__Data excerpts__:

++++

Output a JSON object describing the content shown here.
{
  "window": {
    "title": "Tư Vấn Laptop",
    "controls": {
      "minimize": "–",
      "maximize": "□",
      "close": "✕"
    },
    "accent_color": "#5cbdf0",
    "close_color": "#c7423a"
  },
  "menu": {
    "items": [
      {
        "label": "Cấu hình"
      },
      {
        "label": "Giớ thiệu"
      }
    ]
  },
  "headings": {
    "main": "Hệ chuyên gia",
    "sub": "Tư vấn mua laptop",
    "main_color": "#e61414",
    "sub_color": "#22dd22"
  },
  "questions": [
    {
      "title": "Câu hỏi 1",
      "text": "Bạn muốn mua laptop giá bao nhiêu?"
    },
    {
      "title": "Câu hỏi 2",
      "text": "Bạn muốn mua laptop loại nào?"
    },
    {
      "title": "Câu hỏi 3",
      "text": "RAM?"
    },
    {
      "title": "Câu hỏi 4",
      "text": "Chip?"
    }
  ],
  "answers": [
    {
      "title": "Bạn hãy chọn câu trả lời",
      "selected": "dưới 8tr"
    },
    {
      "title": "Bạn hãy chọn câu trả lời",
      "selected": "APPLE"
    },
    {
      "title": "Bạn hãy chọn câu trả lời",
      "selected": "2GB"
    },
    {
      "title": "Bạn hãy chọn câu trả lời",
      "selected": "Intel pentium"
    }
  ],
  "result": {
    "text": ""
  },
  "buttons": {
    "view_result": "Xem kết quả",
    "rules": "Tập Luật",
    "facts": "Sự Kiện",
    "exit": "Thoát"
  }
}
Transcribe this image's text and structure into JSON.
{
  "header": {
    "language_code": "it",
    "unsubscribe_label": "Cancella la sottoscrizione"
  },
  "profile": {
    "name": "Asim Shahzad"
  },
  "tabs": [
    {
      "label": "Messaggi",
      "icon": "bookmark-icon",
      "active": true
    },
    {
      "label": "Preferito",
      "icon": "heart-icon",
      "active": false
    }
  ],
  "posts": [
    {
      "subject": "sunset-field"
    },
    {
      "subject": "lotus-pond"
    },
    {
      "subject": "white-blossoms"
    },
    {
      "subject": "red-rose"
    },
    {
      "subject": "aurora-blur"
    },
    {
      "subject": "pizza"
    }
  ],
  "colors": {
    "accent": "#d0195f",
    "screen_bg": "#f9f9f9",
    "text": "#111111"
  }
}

++++

Write down every line of the data exactly as it appears above.

Output a JSON object describing the content shown here.
{
  "window": {
    "title": "Tư Vấn Laptop",
    "controls": {
      "minimize": "–",
      "maximize": "□",
      "close": "✕"
    },
    "accent_color": "#5cbdf0",
    "close_color": "#c7423a"
  },
  "menu": {
    "items": [
      {
        "label": "Cấu hình"
      },
      {
        "label": "Giớ thiệu"
      }
    ]
  },
  "headings": {
    "main": "Hệ chuyên gia",
    "sub": "Tư vấn mua laptop",
    "main_color": "#e61414",
    "sub_color": "#22dd22"
  },
  "questions": [
    {
      "title": "Câu hỏi 1",
      "text": "Bạn muốn mua laptop giá bao nhiêu?"
    },
    {
      "title": "Câu hỏi 2",
      "text": "Bạn muốn mua laptop loại nào?"
    },
    {
      "title": "Câu hỏi 3",
      "text": "RAM?"
    },
    {
      "title": "Câu hỏi 4",
      "text": "Chip?"
    }
  ],
  "answers": [
    {
      "title": "Bạn hãy chọn câu trả lời",
      "selected": "dưới 8tr"
    },
    {
      "title": "Bạn hãy chọn câu trả lời",
      "selected": "APPLE"
    },
    {
      "title": "Bạn hãy chọn câu trả lời",
      "selected": "2GB"
    },
    {
      "title": "Bạn hãy chọn câu trả lời",
      "selected": "Intel pentium"
    }
  ],
  "result": {
    "text": ""
  },
  "buttons": {
    "view_result": "Xem kết quả",
    "rules": "Tập Luật",
    "facts": "Sự Kiện",
    "exit": "Thoát"
  }
}
Transcribe this image's text and structure into JSON.
{
  "header": {
    "language_code": "it",
    "unsubscribe_label": "Cancella la sottoscrizione"
  },
  "profile": {
    "name": "Asim Shahzad"
  },
  "tabs": [
    {
      "label": "Messaggi",
      "icon": "bookmark-icon",
      "active": true
    },
    {
      "label": "Preferito",
      "icon": "heart-icon",
      "active": false
    }
  ],
  "posts": [
    {
      "subject": "sunset-field"
    },
    {
      "subject": "lotus-pond"
    },
    {
      "subject": "white-blossoms"
    },
    {
      "subject": "red-rose"
    },
    {
      "subject": "aurora-blur"
    },
    {
      "subject": "pizza"
    }
  ],
  "colors": {
    "accent": "#d0195f",
    "screen_bg": "#f9f9f9",
    "text": "#111111"
  }
}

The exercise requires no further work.